    • Christmas Tree Worms: Dissolve coral to create burrows.
      • Often display external, multi-colored gills (these are the "tree" structures) as they are largely enclosed and need external oxygen exchange.

Mollusks

  • Diversity and Habitat:
    • One of the largest animal phyla, with over 100,000 species.
    • Most are marine, but some are freshwater (bivalves, gastropods) and terrestrial (gastropods).
    • Gastropods (snails and slugs): Constitute approximately 75,000 of the 100,000 species, making them the most diverse mollusk group.
      • Only gastropods have successfully colonized terrestrial environments.
      • Slugs are vulnerable to desiccation due to lack of shell; snails have a watertight shell and an operculum (a protective door) to seal themselves, allowing them to inhabit drier environments.
    • Arthropods: The most diverse animal group globally (estimated 2,000,000 species, 50-60\% of all species), dwarfing molluscan diversity.
  • General Body Plan: Despite diverse forms, they share common structures:
    • Muscular Foot: Used for movement.
      • In snails/slugs: a single large structure.
      • In bivalves: internal, used for digging into sediment.
      • In cephalopods: subdivided into arms and tentacles.
    • Visceral Mass: A "plastic bag" containing all internal organs, including gonads (which can make up over 50\% of body weight during reproductive cycles due to short lifespans).

(Work instruction A) According to the mollusk notes, roughly how many species do gastropods make up?
(Work instruction B) Render this sentence from the mollusk notes in Spanish: "Only gastropods have successfully colonized terrestrial environments."
(Work instruction C) Resume the mollusk notes after their final line and continue them in the same outline style.

Dataset entries:
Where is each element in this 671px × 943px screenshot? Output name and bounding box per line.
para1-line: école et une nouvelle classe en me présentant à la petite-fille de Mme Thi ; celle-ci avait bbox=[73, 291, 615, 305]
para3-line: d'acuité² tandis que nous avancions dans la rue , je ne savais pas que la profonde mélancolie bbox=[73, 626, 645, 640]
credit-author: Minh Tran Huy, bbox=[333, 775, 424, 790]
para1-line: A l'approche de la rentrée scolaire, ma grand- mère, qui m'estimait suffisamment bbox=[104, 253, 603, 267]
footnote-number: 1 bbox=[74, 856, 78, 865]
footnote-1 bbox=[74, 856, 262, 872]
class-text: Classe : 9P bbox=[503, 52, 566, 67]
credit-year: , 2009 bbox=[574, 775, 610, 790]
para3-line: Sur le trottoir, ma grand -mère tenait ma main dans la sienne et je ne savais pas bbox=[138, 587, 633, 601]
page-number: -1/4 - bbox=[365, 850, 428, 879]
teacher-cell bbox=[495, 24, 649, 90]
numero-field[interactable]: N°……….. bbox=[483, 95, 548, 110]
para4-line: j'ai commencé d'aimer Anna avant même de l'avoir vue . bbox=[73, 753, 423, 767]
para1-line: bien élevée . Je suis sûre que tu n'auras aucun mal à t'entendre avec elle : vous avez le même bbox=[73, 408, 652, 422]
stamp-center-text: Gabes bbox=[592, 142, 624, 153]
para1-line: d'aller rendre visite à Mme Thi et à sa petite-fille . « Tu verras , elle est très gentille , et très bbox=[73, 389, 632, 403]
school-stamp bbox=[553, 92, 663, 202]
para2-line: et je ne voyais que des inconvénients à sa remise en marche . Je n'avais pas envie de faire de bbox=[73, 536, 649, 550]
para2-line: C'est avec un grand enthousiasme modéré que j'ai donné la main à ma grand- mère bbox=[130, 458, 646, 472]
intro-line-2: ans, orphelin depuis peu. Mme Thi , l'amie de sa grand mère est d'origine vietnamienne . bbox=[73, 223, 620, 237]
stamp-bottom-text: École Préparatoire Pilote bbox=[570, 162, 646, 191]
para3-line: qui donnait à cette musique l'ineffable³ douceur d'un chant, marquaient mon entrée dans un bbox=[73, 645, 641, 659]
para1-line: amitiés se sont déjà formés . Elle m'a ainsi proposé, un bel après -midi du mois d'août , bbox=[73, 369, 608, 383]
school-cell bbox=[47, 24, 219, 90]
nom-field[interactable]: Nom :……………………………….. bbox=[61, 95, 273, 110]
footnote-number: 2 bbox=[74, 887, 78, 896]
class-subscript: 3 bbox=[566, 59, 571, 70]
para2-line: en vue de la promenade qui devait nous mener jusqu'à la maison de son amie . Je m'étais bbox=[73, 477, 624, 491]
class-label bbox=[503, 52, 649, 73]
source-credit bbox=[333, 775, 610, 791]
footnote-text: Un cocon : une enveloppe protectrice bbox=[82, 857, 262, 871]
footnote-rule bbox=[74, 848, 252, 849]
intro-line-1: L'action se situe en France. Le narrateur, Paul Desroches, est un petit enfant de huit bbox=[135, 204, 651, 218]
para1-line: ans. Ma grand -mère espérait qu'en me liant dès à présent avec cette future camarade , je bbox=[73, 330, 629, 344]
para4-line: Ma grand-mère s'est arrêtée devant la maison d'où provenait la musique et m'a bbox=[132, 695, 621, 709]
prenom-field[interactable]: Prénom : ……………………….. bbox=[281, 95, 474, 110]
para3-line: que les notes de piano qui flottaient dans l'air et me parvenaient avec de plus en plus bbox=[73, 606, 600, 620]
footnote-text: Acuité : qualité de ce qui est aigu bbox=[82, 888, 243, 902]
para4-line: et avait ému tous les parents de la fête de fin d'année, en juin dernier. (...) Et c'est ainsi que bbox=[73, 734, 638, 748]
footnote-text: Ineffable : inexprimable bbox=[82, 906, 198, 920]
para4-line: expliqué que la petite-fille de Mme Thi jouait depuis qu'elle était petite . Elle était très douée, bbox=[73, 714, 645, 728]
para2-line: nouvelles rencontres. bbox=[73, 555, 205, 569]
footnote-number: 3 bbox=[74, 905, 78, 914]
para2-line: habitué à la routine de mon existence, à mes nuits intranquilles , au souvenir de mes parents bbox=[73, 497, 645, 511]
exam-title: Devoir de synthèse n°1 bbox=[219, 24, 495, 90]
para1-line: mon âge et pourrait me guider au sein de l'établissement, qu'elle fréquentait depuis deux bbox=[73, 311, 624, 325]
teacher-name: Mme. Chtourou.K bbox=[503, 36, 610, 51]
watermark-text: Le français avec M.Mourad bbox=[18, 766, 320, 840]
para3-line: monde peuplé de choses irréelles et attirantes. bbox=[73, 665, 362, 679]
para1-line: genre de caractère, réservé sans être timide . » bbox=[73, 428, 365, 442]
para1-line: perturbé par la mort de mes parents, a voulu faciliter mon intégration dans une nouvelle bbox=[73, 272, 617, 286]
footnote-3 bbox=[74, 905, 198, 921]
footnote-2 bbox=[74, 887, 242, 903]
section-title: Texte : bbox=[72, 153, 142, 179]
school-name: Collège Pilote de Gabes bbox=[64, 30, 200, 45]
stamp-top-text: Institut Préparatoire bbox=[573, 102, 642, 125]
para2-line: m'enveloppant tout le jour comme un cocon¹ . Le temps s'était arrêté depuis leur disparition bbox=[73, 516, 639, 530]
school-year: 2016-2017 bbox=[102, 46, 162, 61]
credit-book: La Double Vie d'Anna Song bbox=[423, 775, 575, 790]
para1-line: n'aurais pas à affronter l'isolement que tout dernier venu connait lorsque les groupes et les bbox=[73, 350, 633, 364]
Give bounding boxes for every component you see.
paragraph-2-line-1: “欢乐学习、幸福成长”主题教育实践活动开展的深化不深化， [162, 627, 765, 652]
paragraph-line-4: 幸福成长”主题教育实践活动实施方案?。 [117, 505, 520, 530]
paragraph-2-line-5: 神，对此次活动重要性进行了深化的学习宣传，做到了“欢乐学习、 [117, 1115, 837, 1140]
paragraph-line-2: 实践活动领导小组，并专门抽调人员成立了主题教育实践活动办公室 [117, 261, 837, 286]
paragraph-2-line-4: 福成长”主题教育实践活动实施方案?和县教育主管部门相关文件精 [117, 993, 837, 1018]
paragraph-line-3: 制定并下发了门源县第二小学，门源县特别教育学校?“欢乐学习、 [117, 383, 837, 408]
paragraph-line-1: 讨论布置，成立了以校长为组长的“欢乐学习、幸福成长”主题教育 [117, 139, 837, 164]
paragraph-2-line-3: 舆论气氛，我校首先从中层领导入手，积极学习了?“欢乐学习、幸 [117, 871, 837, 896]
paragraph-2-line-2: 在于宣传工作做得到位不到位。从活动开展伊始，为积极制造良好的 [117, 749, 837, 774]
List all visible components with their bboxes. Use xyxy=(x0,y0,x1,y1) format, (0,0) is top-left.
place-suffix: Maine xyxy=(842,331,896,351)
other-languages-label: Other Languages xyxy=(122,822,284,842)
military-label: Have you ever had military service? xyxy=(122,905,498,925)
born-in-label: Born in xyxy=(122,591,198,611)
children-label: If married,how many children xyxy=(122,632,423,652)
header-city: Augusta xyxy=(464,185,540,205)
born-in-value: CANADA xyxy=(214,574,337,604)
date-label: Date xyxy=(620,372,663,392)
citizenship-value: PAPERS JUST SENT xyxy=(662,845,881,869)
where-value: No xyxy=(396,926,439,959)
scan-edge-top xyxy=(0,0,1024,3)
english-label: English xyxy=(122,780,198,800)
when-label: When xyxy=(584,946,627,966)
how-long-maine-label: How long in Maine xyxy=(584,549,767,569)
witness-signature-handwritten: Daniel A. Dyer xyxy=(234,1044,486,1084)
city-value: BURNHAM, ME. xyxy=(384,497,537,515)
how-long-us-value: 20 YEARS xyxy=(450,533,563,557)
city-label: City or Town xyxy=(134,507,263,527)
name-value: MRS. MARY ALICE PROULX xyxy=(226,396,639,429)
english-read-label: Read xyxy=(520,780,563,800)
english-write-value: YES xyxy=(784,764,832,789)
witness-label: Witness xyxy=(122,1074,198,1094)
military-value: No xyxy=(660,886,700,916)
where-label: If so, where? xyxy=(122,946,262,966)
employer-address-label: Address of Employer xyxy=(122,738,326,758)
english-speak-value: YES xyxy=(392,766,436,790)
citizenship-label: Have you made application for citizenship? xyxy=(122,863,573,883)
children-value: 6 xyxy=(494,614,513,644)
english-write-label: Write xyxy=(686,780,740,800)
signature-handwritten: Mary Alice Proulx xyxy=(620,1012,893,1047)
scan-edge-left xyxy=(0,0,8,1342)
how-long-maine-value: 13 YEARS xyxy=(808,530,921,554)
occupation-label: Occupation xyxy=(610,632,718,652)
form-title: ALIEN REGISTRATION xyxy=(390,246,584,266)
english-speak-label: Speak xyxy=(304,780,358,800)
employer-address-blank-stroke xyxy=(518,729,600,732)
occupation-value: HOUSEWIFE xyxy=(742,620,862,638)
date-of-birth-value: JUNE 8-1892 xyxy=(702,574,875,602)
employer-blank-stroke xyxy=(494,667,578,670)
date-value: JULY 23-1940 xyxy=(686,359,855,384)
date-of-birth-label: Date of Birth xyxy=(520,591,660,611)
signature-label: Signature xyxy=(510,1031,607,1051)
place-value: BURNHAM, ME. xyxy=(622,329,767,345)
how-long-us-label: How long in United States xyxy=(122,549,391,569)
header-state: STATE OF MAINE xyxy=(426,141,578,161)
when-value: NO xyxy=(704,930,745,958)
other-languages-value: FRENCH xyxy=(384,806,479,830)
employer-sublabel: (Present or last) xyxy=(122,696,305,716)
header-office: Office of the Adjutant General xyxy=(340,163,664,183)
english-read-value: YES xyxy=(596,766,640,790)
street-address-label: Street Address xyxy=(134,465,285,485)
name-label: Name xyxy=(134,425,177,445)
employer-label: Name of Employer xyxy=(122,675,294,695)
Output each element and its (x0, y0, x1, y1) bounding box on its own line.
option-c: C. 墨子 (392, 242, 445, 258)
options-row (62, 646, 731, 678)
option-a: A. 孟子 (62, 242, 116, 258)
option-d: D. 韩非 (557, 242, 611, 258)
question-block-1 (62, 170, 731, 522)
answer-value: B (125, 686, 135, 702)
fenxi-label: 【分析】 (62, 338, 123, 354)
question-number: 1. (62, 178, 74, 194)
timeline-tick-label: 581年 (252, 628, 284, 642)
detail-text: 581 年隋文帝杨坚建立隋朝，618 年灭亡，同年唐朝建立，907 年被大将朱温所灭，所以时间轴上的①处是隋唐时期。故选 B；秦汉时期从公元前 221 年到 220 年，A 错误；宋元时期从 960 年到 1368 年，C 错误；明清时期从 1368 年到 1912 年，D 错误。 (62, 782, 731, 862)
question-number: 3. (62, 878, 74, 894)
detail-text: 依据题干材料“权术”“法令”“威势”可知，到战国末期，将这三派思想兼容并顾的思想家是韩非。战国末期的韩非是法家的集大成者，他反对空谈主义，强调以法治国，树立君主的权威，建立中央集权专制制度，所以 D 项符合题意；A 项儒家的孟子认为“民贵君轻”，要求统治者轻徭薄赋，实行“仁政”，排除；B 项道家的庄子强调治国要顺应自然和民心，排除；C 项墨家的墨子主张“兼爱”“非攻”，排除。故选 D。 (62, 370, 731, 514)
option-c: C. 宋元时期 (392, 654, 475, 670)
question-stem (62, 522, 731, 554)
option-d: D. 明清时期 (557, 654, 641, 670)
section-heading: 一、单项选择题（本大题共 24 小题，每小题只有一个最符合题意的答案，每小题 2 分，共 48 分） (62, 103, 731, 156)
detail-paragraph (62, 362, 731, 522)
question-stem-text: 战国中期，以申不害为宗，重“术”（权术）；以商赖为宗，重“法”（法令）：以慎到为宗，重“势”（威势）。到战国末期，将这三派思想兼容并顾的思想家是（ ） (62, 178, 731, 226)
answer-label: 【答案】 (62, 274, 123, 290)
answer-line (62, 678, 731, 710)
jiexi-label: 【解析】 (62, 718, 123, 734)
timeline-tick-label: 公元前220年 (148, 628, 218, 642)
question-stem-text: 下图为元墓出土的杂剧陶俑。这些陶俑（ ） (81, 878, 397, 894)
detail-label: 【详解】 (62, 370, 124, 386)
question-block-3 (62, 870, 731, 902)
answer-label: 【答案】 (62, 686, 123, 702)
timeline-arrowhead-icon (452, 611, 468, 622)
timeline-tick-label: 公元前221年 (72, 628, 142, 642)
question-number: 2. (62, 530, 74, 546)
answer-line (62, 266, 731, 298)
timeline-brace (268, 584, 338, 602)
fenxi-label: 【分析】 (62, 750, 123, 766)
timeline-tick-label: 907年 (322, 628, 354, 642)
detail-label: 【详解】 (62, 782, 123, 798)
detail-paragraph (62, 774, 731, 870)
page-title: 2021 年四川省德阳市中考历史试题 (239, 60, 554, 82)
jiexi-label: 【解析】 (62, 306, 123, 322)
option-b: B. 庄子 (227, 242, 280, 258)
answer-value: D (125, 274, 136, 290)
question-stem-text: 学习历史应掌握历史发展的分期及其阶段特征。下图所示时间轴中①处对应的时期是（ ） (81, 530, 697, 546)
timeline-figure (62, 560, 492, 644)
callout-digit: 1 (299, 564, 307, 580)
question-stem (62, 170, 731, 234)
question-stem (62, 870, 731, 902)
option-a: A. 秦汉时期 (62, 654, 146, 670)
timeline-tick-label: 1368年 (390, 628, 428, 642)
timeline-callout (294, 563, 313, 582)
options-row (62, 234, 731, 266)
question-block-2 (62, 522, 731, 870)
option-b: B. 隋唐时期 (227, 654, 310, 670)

(Answer section A) About 75,000 of the 100,000 mollusk species.

(Answer section B) Solo los gasterópodos han colonizado con éxito los ambientes terrestres.

(Answer section C)
      • Many exhibit a semelparous lifestyle (one big spawning event, then death), e.g., octopuses.
      • Exception: Some snails can live up to 100 years.
    • Mantle: A protective layer.
      • In cephalopods: the muscular outer layer (forms calamari).
      • In bivalves: forms a seal to hold the shell closed.
    • Radula: A chitinous, chitinous, rasping, tongue-like structure acting as a "chainsaw" or "metal chainsaw for a tongue."
      • Used for grasping and scraping food.
      • In some cases, can incorporate metals to increase hardness.
      • In squids: part of the beak; in snails, it can cut grooves.
    • Nudibranchs ("Naked Lungs"): Sea slugs with external gills (branchial structures), allowing for better oxygen uptake and active swimming (e.g., Spanish dancer).
  • Gastropods (Snails and Slugs):
    • Most have a single spiral shell for protection, hydration, and defense.
    • Most are herbivores, but some have evolved predatorial radulae (e.g., boring snails drill into bivalves and digest them with acid).
    • Land snails may lose the ability to fully retract into shells if they live in moist environments.
  • Bivalves (Clams, Oysters, Mussels, Scallops):
    • Named for their two-halved shell, drawn together by adductor muscles.
    • Some (e.g., scallops) have numerous rudimentary eyes that can detect light/dark, useful for their sedentary lifestyle.
  • Cephalopods (Squid, Octopus, Cuttlefish, Chambered Nautilus):
    • Etymology: "Head-foot," reflecting their body plan.
    • Muscular foot is divided into arms and tentacles.
    • Most possess a venomous saliva to quickly immobilize prey, compensating for their fragile bodies (they are stronger than jellies but still vulnerable to thrashing fish).
    • Squid: Fast swimmers.
    • Octopus: Mostly benthic hiders, capable of squeezing through very small openings due to lack of rigid body structure.
    • Cuttlefish and Octopus: Masters of optical illusion and camouflage.
      • Can change skin texture (only animal group known to have fine control over skin dimensionality via sight, not touch).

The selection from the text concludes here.